■ PROBLEM DETAILS
Please find all lines in the data that hold the string "color" and copy them.

■ ENTRIES PROVIDED

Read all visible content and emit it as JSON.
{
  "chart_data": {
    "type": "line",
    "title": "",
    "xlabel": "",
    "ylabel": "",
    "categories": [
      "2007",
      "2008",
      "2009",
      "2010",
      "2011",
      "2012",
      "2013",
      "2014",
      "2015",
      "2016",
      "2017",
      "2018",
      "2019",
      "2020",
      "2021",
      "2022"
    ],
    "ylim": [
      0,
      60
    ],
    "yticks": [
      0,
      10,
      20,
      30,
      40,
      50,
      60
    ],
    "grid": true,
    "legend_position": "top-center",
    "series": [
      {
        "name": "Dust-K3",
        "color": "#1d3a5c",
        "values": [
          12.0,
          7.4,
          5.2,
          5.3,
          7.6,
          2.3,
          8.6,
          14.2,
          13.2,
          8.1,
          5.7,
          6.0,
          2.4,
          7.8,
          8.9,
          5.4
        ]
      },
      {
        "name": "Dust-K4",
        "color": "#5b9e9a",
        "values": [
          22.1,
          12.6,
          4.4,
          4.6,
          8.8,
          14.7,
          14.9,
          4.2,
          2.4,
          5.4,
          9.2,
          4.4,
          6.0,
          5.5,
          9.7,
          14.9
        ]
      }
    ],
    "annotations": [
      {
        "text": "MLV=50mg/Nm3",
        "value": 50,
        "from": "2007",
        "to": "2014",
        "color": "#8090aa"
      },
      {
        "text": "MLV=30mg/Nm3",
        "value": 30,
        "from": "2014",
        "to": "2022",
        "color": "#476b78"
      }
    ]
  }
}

■ RESPONSE TO THE TASK
        "color": "#1d3a5c",
        "color": "#5b9e9a",
        "color": "#8090aa"
        "color": "#476b78"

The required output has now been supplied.